## SOURCE RECORDS
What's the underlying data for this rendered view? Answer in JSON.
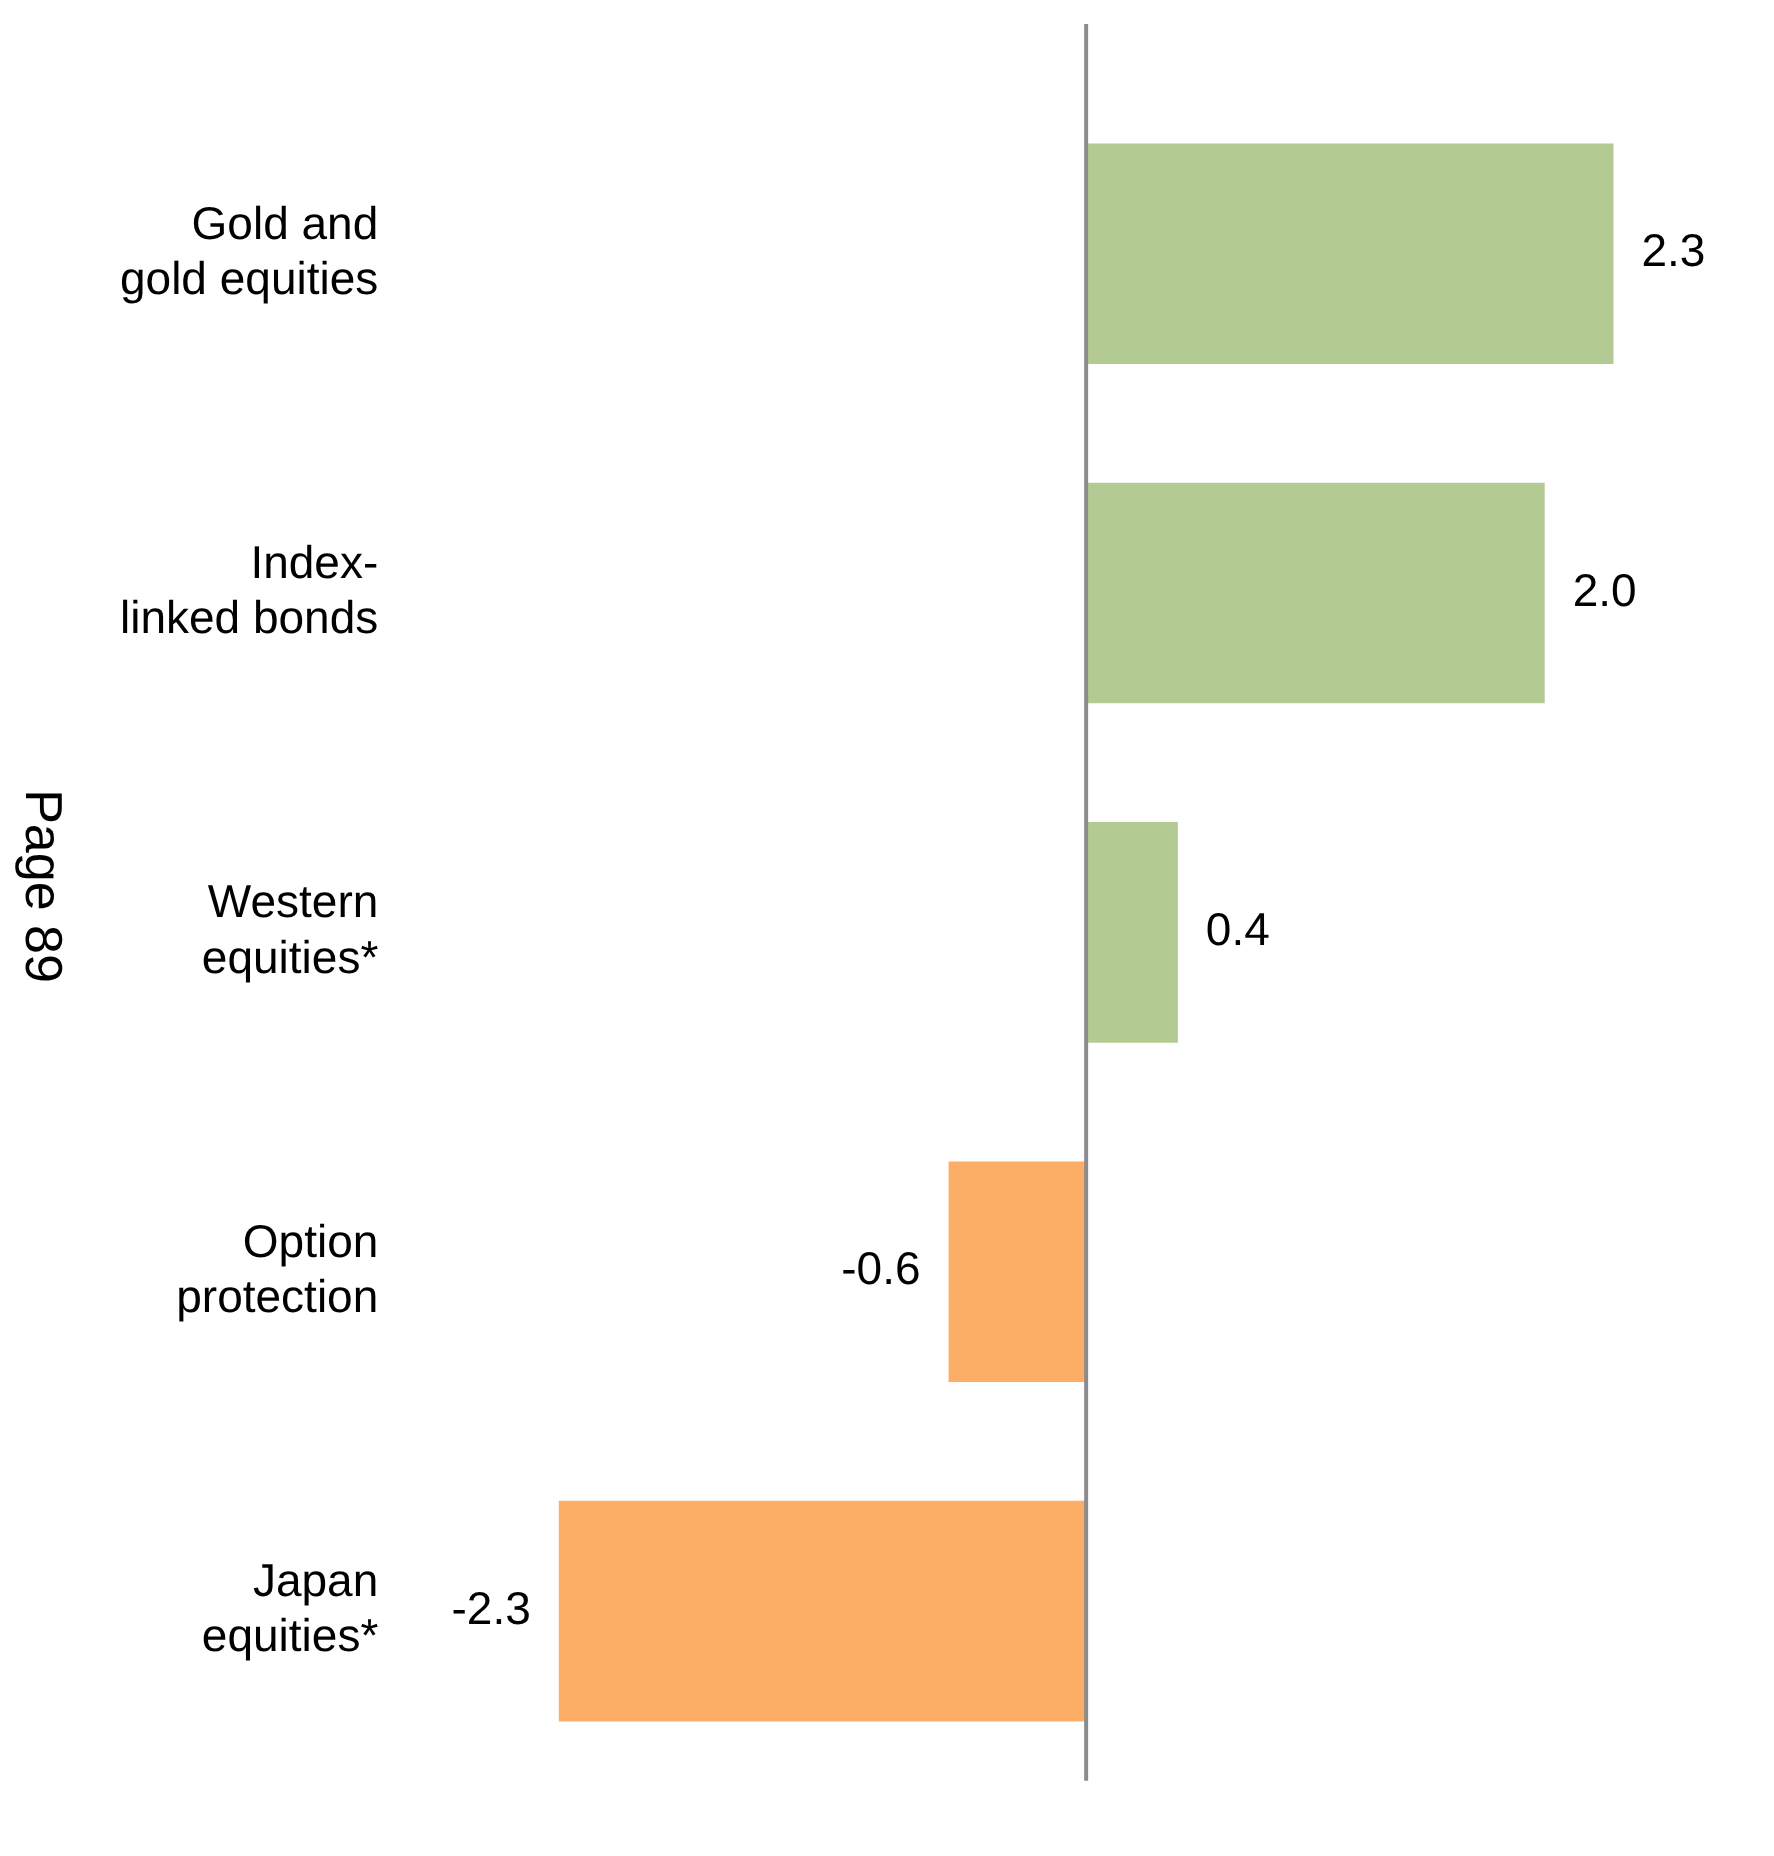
{
  "chart_data": {
    "type": "bar",
    "orientation": "horizontal",
    "categories": [
      "Gold and\ngold equities",
      "Index-\nlinked bonds",
      "Western\nequities*",
      "Option\nprotection",
      "Japan\nequities*"
    ],
    "values": [
      2.3,
      2.0,
      0.4,
      -0.6,
      -2.3
    ],
    "colors": [
      "#b3cb93",
      "#b3cb93",
      "#b3cb93",
      "#fcae66",
      "#fcae66"
    ],
    "value_labels": [
      "2.3",
      "2.0",
      "0.4",
      "-0.6",
      "-2.3"
    ],
    "tick_labels": "y",
    "grid": false,
    "legend": false,
    "annotations": [
      "Page 89"
    ]
  }
}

## TASK PROMPT
Write out the listing above exactly as it stands, pictures excluded.

## EXERCISE SOLUTION
What's the underlying data for this rendered view? Answer in JSON.
{
  "chart_data": {
    "type": "bar",
    "orientation": "horizontal",
    "categories": [
      "Gold and\ngold equities",
      "Index-\nlinked bonds",
      "Western\nequities*",
      "Option\nprotection",
      "Japan\nequities*"
    ],
    "values": [
      2.3,
      2.0,
      0.4,
      -0.6,
      -2.3
    ],
    "colors": [
      "#b3cb93",
      "#b3cb93",
      "#b3cb93",
      "#fcae66",
      "#fcae66"
    ],
    "value_labels": [
      "2.3",
      "2.0",
      "0.4",
      "-0.6",
      "-2.3"
    ],
    "tick_labels": "y",
    "grid": false,
    "legend": false,
    "annotations": [
      "Page 89"
    ]
  }
}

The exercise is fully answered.